◆ TO DO
Pull every line holding the string "price" from the records below.

[Data items]
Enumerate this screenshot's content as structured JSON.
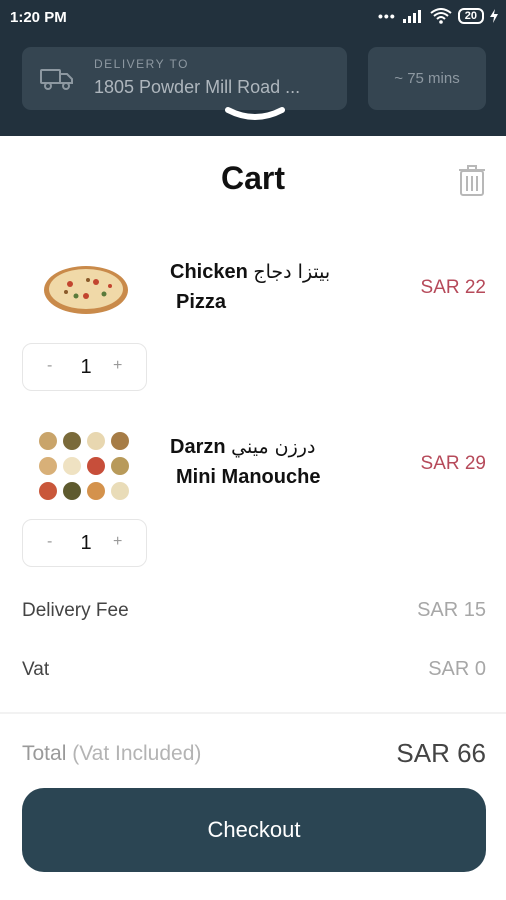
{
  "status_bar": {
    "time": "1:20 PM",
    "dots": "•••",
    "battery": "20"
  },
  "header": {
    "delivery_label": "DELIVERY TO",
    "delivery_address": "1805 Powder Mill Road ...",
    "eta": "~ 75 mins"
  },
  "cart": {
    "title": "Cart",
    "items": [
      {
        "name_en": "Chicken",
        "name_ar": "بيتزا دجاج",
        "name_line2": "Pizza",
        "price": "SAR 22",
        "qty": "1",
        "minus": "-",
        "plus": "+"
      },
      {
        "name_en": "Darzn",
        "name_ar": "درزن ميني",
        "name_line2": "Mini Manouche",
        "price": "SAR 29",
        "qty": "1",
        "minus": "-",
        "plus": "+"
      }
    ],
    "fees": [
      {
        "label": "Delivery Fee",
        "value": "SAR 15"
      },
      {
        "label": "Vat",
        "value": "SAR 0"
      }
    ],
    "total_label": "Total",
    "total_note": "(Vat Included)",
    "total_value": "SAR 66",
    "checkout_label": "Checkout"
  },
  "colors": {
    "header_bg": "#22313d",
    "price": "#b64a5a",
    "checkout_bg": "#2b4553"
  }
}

◆ RESULT BELOW
        "price": "SAR 22",
        "price": "SAR 29",
    "price": "#b64a5a",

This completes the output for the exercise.